● STATED GOAL: Scan the listing below and copy every line holding "kind".
─── DATA EXCERPTS
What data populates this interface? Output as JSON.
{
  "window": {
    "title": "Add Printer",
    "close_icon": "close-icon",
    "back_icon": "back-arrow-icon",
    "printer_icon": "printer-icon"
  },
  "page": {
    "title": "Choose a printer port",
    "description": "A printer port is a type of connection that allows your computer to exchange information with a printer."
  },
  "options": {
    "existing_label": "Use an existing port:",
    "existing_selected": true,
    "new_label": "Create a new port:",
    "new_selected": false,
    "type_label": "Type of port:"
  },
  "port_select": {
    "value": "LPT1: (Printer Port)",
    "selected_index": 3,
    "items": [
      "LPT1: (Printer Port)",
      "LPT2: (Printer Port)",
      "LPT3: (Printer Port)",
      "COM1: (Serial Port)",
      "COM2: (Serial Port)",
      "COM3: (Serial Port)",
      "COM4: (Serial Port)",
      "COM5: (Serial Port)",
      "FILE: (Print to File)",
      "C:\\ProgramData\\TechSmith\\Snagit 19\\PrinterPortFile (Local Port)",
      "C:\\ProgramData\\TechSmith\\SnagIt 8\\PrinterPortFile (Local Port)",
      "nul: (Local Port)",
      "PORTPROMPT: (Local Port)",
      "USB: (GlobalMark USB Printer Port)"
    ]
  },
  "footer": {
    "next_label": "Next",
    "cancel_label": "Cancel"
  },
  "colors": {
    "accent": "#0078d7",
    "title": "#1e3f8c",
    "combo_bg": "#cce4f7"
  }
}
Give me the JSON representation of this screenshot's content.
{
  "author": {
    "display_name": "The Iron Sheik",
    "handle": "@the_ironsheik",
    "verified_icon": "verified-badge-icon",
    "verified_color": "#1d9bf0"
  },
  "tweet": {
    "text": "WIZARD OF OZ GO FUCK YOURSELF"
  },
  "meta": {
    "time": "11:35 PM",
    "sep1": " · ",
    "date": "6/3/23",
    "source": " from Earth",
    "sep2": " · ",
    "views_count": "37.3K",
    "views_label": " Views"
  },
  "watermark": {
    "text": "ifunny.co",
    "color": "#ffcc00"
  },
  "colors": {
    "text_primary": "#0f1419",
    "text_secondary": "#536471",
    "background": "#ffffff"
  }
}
──────
─── DATA EXCERPTS
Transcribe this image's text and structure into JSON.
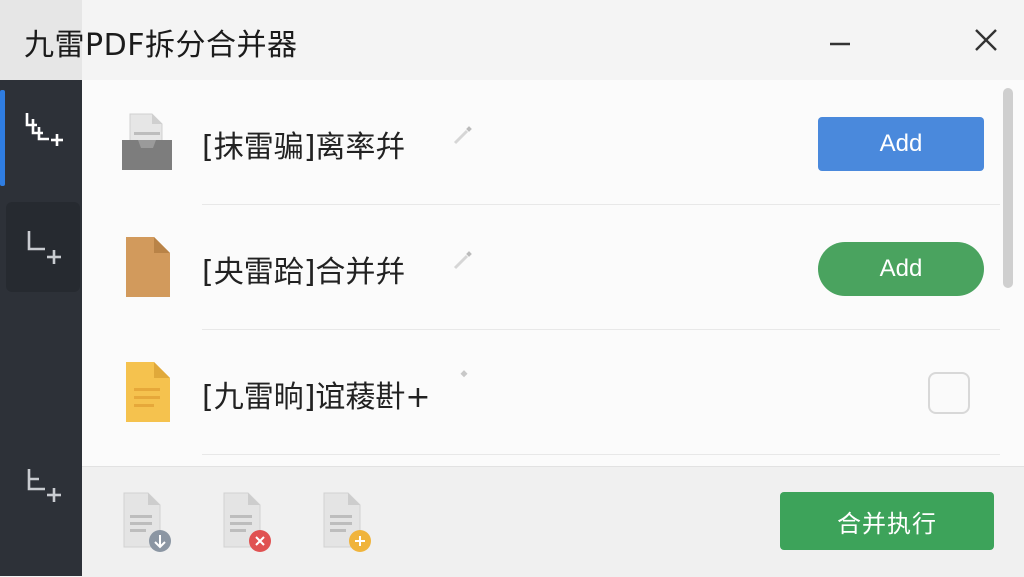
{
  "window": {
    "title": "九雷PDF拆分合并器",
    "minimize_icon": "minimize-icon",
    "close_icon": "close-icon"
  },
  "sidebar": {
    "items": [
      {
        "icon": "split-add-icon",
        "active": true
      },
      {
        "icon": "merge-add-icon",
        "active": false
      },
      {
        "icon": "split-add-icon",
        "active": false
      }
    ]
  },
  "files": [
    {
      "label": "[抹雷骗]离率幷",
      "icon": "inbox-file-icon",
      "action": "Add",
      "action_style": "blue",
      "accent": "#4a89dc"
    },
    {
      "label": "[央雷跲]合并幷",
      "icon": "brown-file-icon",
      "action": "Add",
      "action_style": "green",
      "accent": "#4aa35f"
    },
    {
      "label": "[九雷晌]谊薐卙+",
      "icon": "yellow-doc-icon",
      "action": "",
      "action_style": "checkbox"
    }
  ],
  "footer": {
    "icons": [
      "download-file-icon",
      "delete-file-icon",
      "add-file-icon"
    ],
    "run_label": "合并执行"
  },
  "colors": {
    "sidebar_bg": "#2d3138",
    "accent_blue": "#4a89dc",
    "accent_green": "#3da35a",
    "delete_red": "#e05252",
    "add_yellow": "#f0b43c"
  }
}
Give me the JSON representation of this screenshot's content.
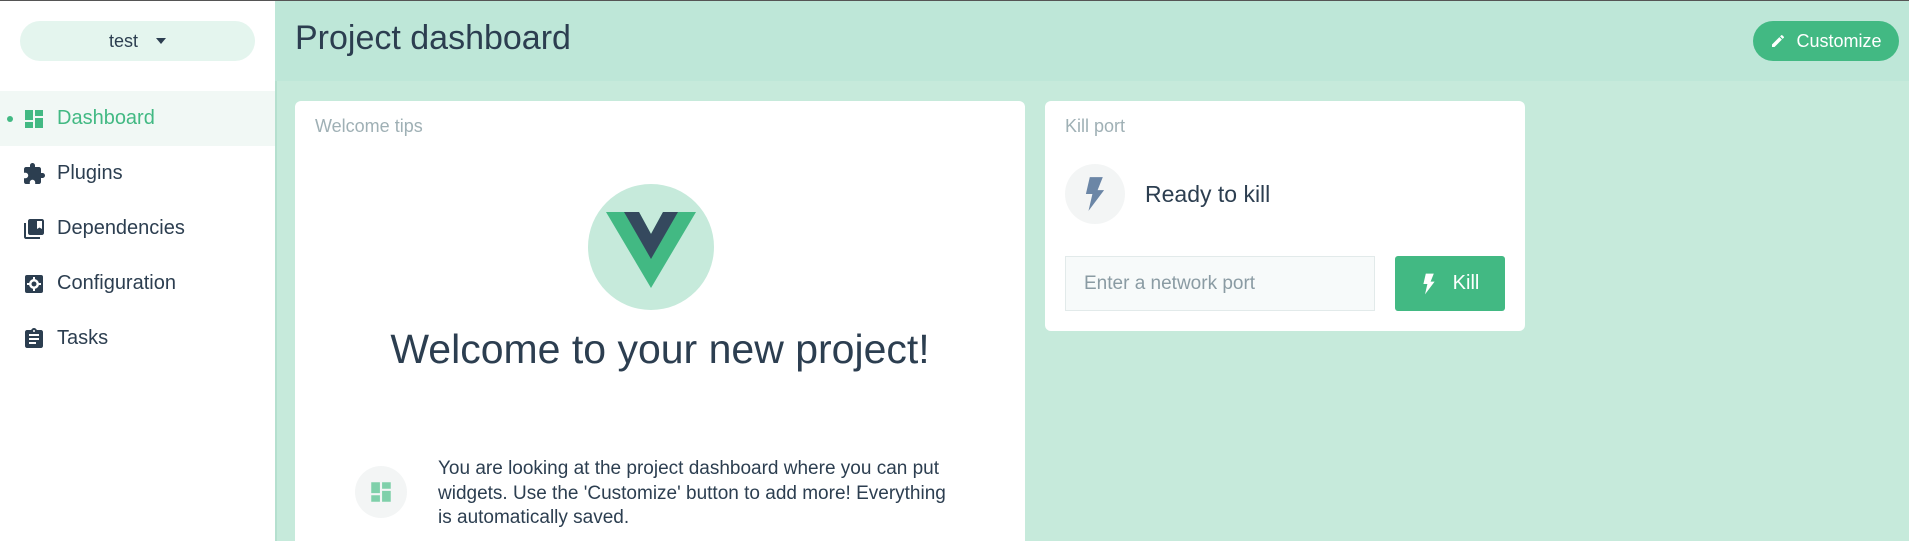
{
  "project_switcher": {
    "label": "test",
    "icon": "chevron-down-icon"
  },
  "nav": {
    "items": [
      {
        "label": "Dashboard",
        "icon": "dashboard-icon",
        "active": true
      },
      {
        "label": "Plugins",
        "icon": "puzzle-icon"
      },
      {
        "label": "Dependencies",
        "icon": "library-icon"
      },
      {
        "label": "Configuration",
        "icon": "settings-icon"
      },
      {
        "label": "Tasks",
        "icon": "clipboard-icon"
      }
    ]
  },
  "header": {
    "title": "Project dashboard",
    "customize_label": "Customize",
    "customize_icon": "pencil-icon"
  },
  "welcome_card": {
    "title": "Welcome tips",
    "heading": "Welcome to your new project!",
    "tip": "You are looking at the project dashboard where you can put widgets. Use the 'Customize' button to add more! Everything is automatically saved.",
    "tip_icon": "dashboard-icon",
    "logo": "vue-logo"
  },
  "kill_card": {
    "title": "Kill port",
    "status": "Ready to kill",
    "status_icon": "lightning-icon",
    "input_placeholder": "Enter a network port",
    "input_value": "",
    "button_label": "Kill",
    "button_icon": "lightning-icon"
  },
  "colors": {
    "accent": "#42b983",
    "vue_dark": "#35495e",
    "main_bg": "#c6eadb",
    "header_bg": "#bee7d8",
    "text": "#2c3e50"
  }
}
──────
─── DATA EXCERPTS
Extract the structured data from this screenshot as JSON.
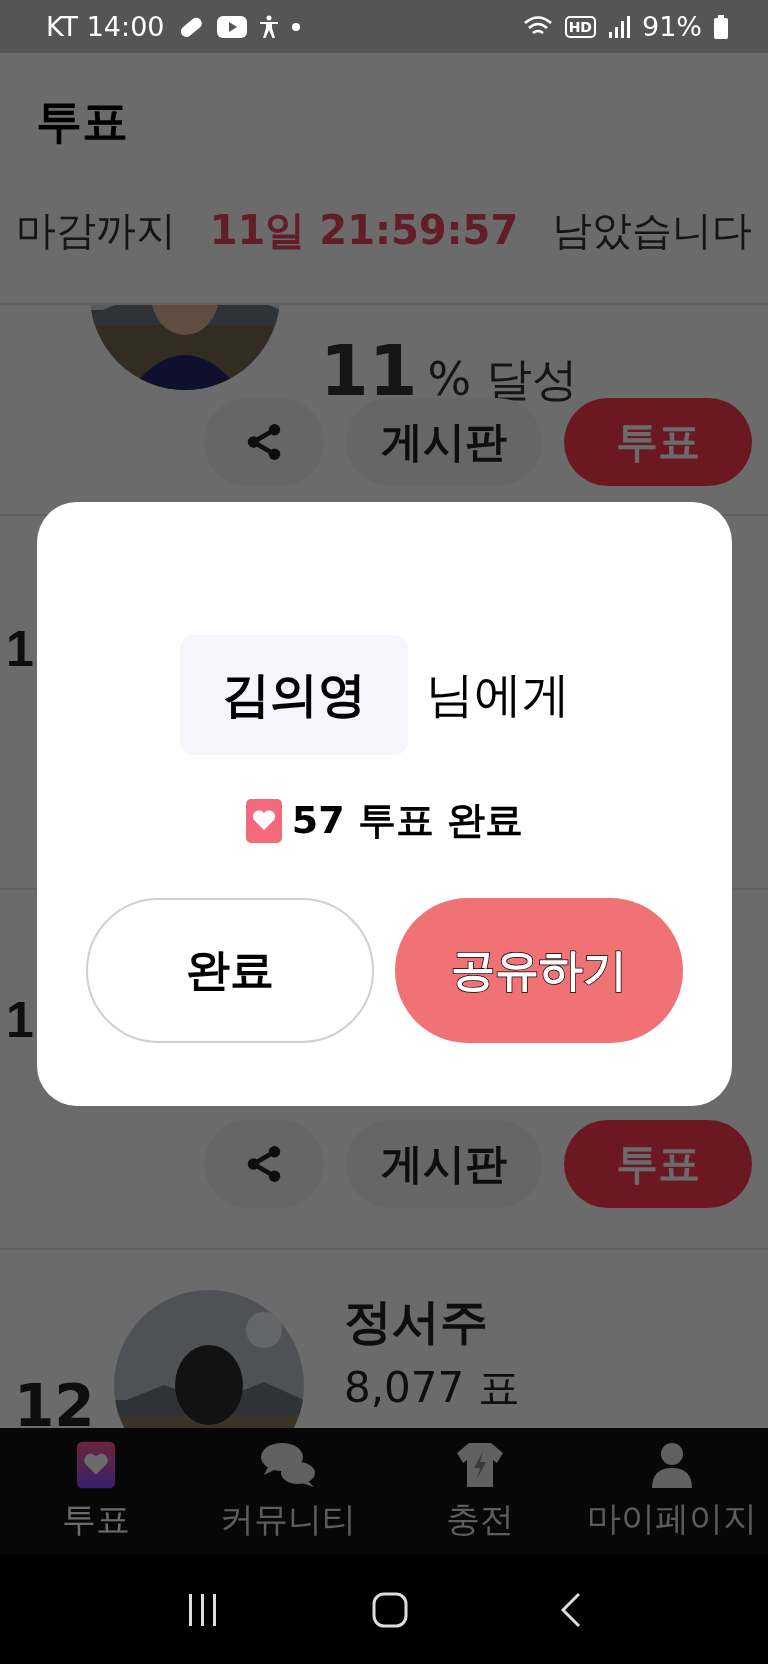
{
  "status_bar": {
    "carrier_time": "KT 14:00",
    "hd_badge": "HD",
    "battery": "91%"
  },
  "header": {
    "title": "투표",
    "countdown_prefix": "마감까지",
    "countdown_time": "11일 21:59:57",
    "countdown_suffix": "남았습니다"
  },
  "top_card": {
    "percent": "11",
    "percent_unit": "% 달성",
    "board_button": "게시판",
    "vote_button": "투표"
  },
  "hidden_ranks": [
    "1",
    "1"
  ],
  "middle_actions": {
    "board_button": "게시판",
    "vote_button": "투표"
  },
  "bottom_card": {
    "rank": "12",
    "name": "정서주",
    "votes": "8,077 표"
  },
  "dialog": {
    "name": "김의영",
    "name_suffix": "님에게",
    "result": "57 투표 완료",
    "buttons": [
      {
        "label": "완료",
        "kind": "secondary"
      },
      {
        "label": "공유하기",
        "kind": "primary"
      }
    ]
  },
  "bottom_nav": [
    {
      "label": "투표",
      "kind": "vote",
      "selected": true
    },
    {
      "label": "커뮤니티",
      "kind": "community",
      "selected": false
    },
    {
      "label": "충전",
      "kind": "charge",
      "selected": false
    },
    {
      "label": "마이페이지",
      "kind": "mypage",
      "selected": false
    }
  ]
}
──────
● TASK ANSWER:
        "kind": "secondary"
        "kind": "primary"
      "kind": "vote",
      "kind": "community",
      "kind": "charge",
      "kind": "mypage",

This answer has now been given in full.